What this task involves
Check each line below for "ylabel" and report how many have it, nothing else.

Input data
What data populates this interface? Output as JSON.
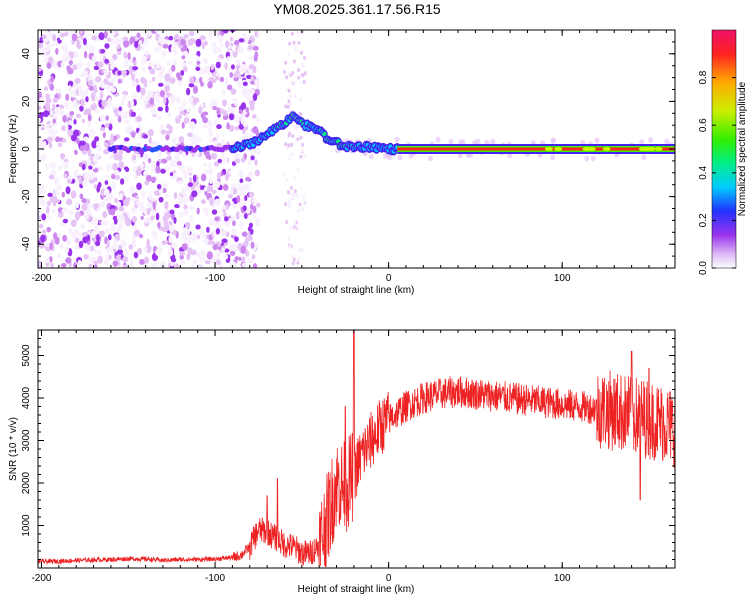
{
  "title": "YM08.2025.361.17.56.R15",
  "colors": {
    "trace": "#ee2222",
    "colormap": [
      "#f8f0fc",
      "#e6c4f6",
      "#cc88ee",
      "#9933ee",
      "#4422ee",
      "#2255ff",
      "#00ccff",
      "#00ee88",
      "#44ee00",
      "#ccee00",
      "#ffaa00",
      "#ff2222",
      "#ee1166"
    ]
  },
  "chart_data": [
    {
      "id": "spectrogram",
      "type": "heatmap",
      "xlabel": "Height of straight line (km)",
      "ylabel": "Frequency (Hz)",
      "xlim": [
        -202,
        165
      ],
      "ylim": [
        -50,
        50
      ],
      "xticks": [
        -200,
        -100,
        0,
        100
      ],
      "yticks": [
        -40,
        -20,
        0,
        20,
        40
      ],
      "colorbar": {
        "label": "Normalized spectral amplitude",
        "range": [
          0,
          1
        ],
        "ticks": [
          "0.0",
          "0.2",
          "0.4",
          "0.6",
          "0.8"
        ]
      },
      "ridge": [
        {
          "x": -160,
          "f": 0
        },
        {
          "x": -110,
          "f": 0
        },
        {
          "x": -90,
          "f": 0
        },
        {
          "x": -80,
          "f": 2
        },
        {
          "x": -70,
          "f": 6
        },
        {
          "x": -60,
          "f": 11
        },
        {
          "x": -54,
          "f": 14
        },
        {
          "x": -48,
          "f": 10
        },
        {
          "x": -40,
          "f": 8
        },
        {
          "x": -35,
          "f": 4
        },
        {
          "x": -25,
          "f": 1
        },
        {
          "x": -10,
          "f": 1
        },
        {
          "x": 0,
          "f": 0
        },
        {
          "x": 5,
          "f": 0
        },
        {
          "x": 165,
          "f": 0
        }
      ],
      "noise_extent": [
        -202,
        -85
      ]
    },
    {
      "id": "snr",
      "type": "line",
      "xlabel": "Height of straight line (km)",
      "ylabel": "SNR (10 * v/v)",
      "xlim": [
        -202,
        165
      ],
      "ylim": [
        0,
        5600
      ],
      "xticks": [
        -200,
        -100,
        0,
        100
      ],
      "yticks": [
        1000,
        2000,
        3000,
        4000,
        5000
      ],
      "series": [
        {
          "name": "SNR",
          "x": [
            -202,
            -190,
            -180,
            -170,
            -160,
            -150,
            -140,
            -130,
            -120,
            -110,
            -100,
            -90,
            -85,
            -80,
            -75,
            -70,
            -65,
            -60,
            -55,
            -50,
            -45,
            -40,
            -35,
            -30,
            -25,
            -20,
            -15,
            -10,
            -5,
            0,
            10,
            20,
            30,
            40,
            50,
            60,
            70,
            80,
            90,
            100,
            110,
            120,
            130,
            140,
            150,
            160,
            165
          ],
          "y": [
            150,
            160,
            180,
            190,
            200,
            220,
            210,
            180,
            200,
            200,
            210,
            250,
            300,
            500,
            900,
            850,
            700,
            550,
            500,
            350,
            350,
            550,
            1200,
            2000,
            1900,
            2200,
            2700,
            3000,
            3300,
            3500,
            3800,
            4000,
            4100,
            4150,
            4100,
            4050,
            4000,
            3950,
            3900,
            3850,
            3800,
            3750,
            3700,
            3600,
            3500,
            3400,
            3300
          ],
          "spikes": [
            {
              "x": -64,
              "y": 2100
            },
            {
              "x": -70,
              "y": 1700
            },
            {
              "x": -20,
              "y": 5700
            },
            {
              "x": -25,
              "y": 3800
            },
            {
              "x": 140,
              "y": 5100
            },
            {
              "x": 150,
              "y": 4700
            },
            {
              "x": 145,
              "y": 1600
            }
          ]
        }
      ]
    }
  ]
}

Solved exercise
2